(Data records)

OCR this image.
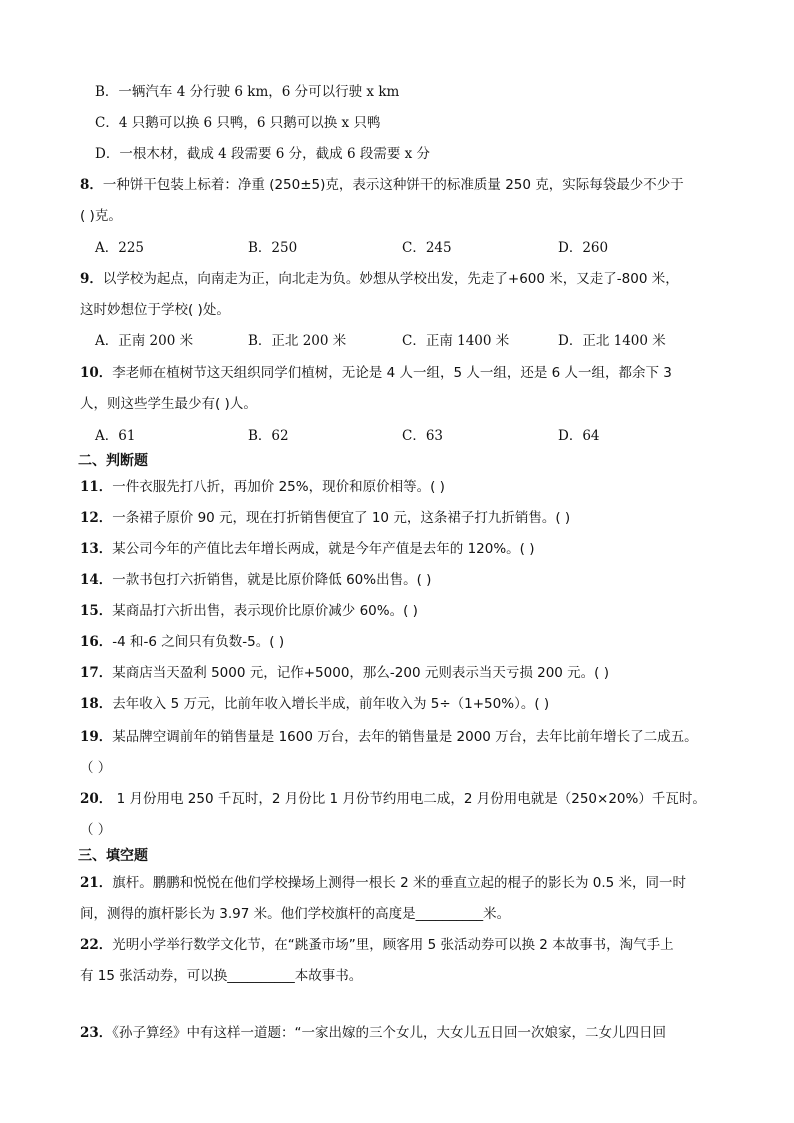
B．一辆汽车 4 分行驶 6 km，6 分可以行驶 x km
C．4 只鹅可以换 6 只鸭，6 只鹅可以换 x 只鸭
D．一根木材，截成 4 段需要 6 分，截成 6 段需要 x 分
8．一种饼干包装上标着：净重 (250±5)克，表示这种饼干的标准质量 250 克，实际每袋最少不少于
( )克。
A．225	B．250	C．245	D．260
9．以学校为起点，向南走为正，向北走为负。妙想从学校出发，先走了+600 米，又走了-800 米，
这时妙想位于学校( )处。
A．正南 200 米	B．正北 200 米	C．正南 1400 米	D．正北 1400 米
10．李老师在植树节这天组织同学们植树，无论是 4 人一组，5 人一组，还是 6 人一组，都余下 3
人，则这些学生最少有( )人。
A．61	B．62	C．63	D．64
二、判断题
11．一件衣服先打八折，再加价 25%，现价和原价相等。( )
12．一条裙子原价 90 元，现在打折销售便宜了 10 元，这条裙子打九折销售。( )
13．某公司今年的产值比去年增长两成，就是今年产值是去年的 120%。( )
14．一款书包打六折销售，就是比原价降低 60%出售。( )
15．某商品打六折出售，表示现价比原价减少 60%。( )
16．-4 和-6 之间只有负数-5。( )
17．某商店当天盈利 5000 元，记作+5000，那么-200 元则表示当天亏损 200 元。( )
18．去年收入 5 万元，比前年收入增长半成，前年收入为 5÷（1+50%）。( )
19．某品牌空调前年的销售量是 1600 万台，去年的销售量是 2000 万台，去年比前年增长了二成五。
（ ）
20． 1 月份用电 250 千瓦时，2 月份比 1 月份节约用电二成，2 月份用电就是（250×20%）千瓦时。
（ ）
三、填空题
21．旗杆。鹏鹏和悦悦在他们学校操场上测得一根长 2 米的垂直立起的棍子的影长为 0.5 米，同一时
间，测得的旗杆影长为 3.97 米。他们学校旗杆的高度是__________米。
22．光明小学举行数学文化节，在“跳蚤市场”里，顾客用 5 张活动券可以换 2 本故事书，淘气手上
有 15 张活动券，可以换__________本故事书。
23．《孙子算经》中有这样一道题：“一家出嫁的三个女儿，大女儿五日回一次娘家，二女儿四日回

_Your instructions_.
Omit every picture, and otherwise quote the entries exactly.

_Answer below_.
OCR this image.
B．一辆汽车 4 分行驶 6 km，6 分可以行驶 x km
C．4 只鹅可以换 6 只鸭，6 只鹅可以换 x 只鸭
D．一根木材，截成 4 段需要 6 分，截成 6 段需要 x 分
8．一种饼干包装上标着：净重 (250±5)克，表示这种饼干的标准质量 250 克，实际每袋最少不少于
( )克。
A．225	B．250	C．245	D．260
9．以学校为起点，向南走为正，向北走为负。妙想从学校出发，先走了+600 米，又走了-800 米，
这时妙想位于学校( )处。
A．正南 200 米	B．正北 200 米	C．正南 1400 米	D．正北 1400 米
10．李老师在植树节这天组织同学们植树，无论是 4 人一组，5 人一组，还是 6 人一组，都余下 3
人，则这些学生最少有( )人。
A．61	B．62	C．63	D．64
二、判断题
11．一件衣服先打八折，再加价 25%，现价和原价相等。( )
12．一条裙子原价 90 元，现在打折销售便宜了 10 元，这条裙子打九折销售。( )
13．某公司今年的产值比去年增长两成，就是今年产值是去年的 120%。( )
14．一款书包打六折销售，就是比原价降低 60%出售。( )
15．某商品打六折出售，表示现价比原价减少 60%。( )
16．-4 和-6 之间只有负数-5。( )
17．某商店当天盈利 5000 元，记作+5000，那么-200 元则表示当天亏损 200 元。( )
18．去年收入 5 万元，比前年收入增长半成，前年收入为 5÷（1+50%）。( )
19．某品牌空调前年的销售量是 1600 万台，去年的销售量是 2000 万台，去年比前年增长了二成五。
（ ）
20． 1 月份用电 250 千瓦时，2 月份比 1 月份节约用电二成，2 月份用电就是（250×20%）千瓦时。
（ ）
三、填空题
21．旗杆。鹏鹏和悦悦在他们学校操场上测得一根长 2 米的垂直立起的棍子的影长为 0.5 米，同一时
间，测得的旗杆影长为 3.97 米。他们学校旗杆的高度是__________米。
22．光明小学举行数学文化节，在“跳蚤市场”里，顾客用 5 张活动券可以换 2 本故事书，淘气手上
有 15 张活动券，可以换__________本故事书。
23．《孙子算经》中有这样一道题：“一家出嫁的三个女儿，大女儿五日回一次娘家，二女儿四日回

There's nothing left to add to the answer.